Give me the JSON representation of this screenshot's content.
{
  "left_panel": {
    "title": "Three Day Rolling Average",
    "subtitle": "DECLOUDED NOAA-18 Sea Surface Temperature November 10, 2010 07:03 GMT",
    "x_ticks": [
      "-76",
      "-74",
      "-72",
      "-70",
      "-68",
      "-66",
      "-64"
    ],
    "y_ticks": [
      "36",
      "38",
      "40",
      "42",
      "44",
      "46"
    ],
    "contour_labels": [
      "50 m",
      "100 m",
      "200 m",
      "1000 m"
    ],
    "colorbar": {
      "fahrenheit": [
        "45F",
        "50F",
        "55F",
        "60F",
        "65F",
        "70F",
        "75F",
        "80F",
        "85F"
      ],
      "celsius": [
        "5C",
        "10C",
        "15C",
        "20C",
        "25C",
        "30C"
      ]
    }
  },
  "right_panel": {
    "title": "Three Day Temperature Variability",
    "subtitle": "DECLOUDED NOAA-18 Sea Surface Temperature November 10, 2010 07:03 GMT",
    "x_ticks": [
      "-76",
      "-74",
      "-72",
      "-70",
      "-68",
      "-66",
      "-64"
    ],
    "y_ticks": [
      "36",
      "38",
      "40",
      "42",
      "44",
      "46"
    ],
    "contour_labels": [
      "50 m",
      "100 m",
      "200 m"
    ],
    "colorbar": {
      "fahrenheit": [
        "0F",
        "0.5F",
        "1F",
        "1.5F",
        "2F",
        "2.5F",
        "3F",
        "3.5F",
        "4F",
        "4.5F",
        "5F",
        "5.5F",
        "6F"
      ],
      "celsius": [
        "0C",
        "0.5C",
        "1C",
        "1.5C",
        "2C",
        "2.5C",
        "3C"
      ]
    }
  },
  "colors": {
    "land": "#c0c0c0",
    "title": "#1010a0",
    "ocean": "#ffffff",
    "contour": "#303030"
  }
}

+++++

» Task directions: Copy the material above, line for line.

» Correct response:
Give me the JSON representation of this screenshot's content.
{
  "left_panel": {
    "title": "Three Day Rolling Average",
    "subtitle": "DECLOUDED NOAA-18 Sea Surface Temperature November 10, 2010 07:03 GMT",
    "x_ticks": [
      "-76",
      "-74",
      "-72",
      "-70",
      "-68",
      "-66",
      "-64"
    ],
    "y_ticks": [
      "36",
      "38",
      "40",
      "42",
      "44",
      "46"
    ],
    "contour_labels": [
      "50 m",
      "100 m",
      "200 m",
      "1000 m"
    ],
    "colorbar": {
      "fahrenheit": [
        "45F",
        "50F",
        "55F",
        "60F",
        "65F",
        "70F",
        "75F",
        "80F",
        "85F"
      ],
      "celsius": [
        "5C",
        "10C",
        "15C",
        "20C",
        "25C",
        "30C"
      ]
    }
  },
  "right_panel": {
    "title": "Three Day Temperature Variability",
    "subtitle": "DECLOUDED NOAA-18 Sea Surface Temperature November 10, 2010 07:03 GMT",
    "x_ticks": [
      "-76",
      "-74",
      "-72",
      "-70",
      "-68",
      "-66",
      "-64"
    ],
    "y_ticks": [
      "36",
      "38",
      "40",
      "42",
      "44",
      "46"
    ],
    "contour_labels": [
      "50 m",
      "100 m",
      "200 m"
    ],
    "colorbar": {
      "fahrenheit": [
        "0F",
        "0.5F",
        "1F",
        "1.5F",
        "2F",
        "2.5F",
        "3F",
        "3.5F",
        "4F",
        "4.5F",
        "5F",
        "5.5F",
        "6F"
      ],
      "celsius": [
        "0C",
        "0.5C",
        "1C",
        "1.5C",
        "2C",
        "2.5C",
        "3C"
      ]
    }
  },
  "colors": {
    "land": "#c0c0c0",
    "title": "#1010a0",
    "ocean": "#ffffff",
    "contour": "#303030"
  }
}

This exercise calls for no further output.